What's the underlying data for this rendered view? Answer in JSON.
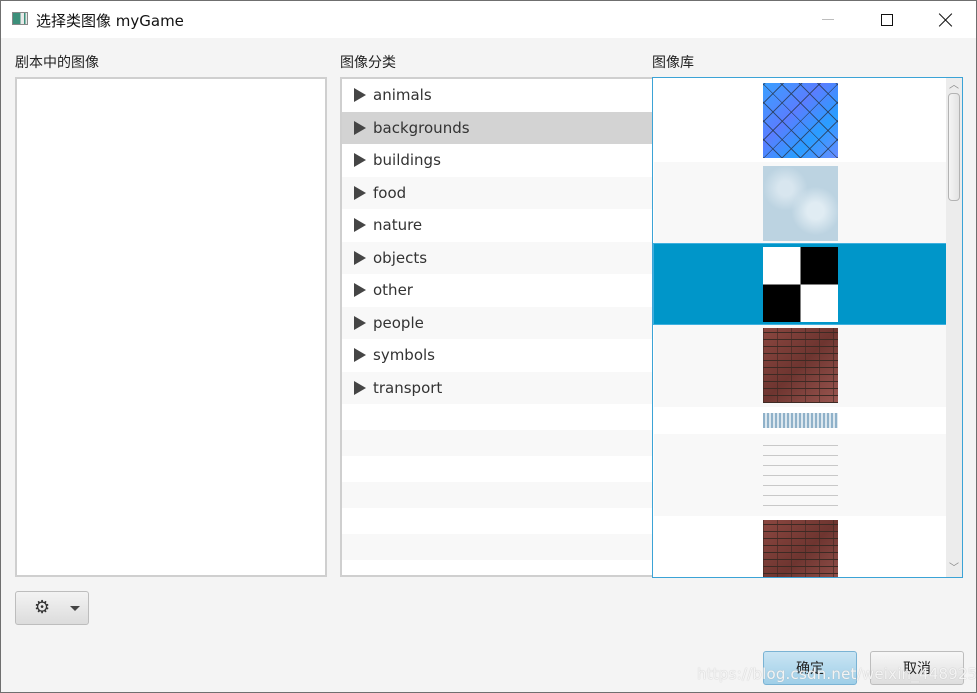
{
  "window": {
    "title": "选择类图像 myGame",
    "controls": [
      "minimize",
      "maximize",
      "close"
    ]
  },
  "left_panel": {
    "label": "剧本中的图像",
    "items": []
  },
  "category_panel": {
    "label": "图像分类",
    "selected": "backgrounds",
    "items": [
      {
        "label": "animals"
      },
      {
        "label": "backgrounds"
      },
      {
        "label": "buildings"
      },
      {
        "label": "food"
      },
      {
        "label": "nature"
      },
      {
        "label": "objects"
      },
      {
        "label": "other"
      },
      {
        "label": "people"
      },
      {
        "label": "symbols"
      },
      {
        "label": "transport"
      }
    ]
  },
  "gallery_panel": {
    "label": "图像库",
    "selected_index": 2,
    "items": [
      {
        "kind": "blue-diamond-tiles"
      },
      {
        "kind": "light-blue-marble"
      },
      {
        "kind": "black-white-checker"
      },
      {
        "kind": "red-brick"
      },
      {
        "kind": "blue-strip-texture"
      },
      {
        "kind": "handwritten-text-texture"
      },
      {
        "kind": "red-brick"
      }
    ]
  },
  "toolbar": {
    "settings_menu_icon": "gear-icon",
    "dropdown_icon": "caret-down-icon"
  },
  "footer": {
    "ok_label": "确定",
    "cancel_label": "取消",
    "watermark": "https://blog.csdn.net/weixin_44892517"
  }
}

▶ _Problem details_
Print out the material word for word, omitting the pictures.

▶ _Task response_
What's the underlying data for this rendered view? Answer in JSON.
{
  "window": {
    "title": "选择类图像 myGame",
    "controls": [
      "minimize",
      "maximize",
      "close"
    ]
  },
  "left_panel": {
    "label": "剧本中的图像",
    "items": []
  },
  "category_panel": {
    "label": "图像分类",
    "selected": "backgrounds",
    "items": [
      {
        "label": "animals"
      },
      {
        "label": "backgrounds"
      },
      {
        "label": "buildings"
      },
      {
        "label": "food"
      },
      {
        "label": "nature"
      },
      {
        "label": "objects"
      },
      {
        "label": "other"
      },
      {
        "label": "people"
      },
      {
        "label": "symbols"
      },
      {
        "label": "transport"
      }
    ]
  },
  "gallery_panel": {
    "label": "图像库",
    "selected_index": 2,
    "items": [
      {
        "kind": "blue-diamond-tiles"
      },
      {
        "kind": "light-blue-marble"
      },
      {
        "kind": "black-white-checker"
      },
      {
        "kind": "red-brick"
      },
      {
        "kind": "blue-strip-texture"
      },
      {
        "kind": "handwritten-text-texture"
      },
      {
        "kind": "red-brick"
      }
    ]
  },
  "toolbar": {
    "settings_menu_icon": "gear-icon",
    "dropdown_icon": "caret-down-icon"
  },
  "footer": {
    "ok_label": "确定",
    "cancel_label": "取消",
    "watermark": "https://blog.csdn.net/weixin_44892517"
  }
}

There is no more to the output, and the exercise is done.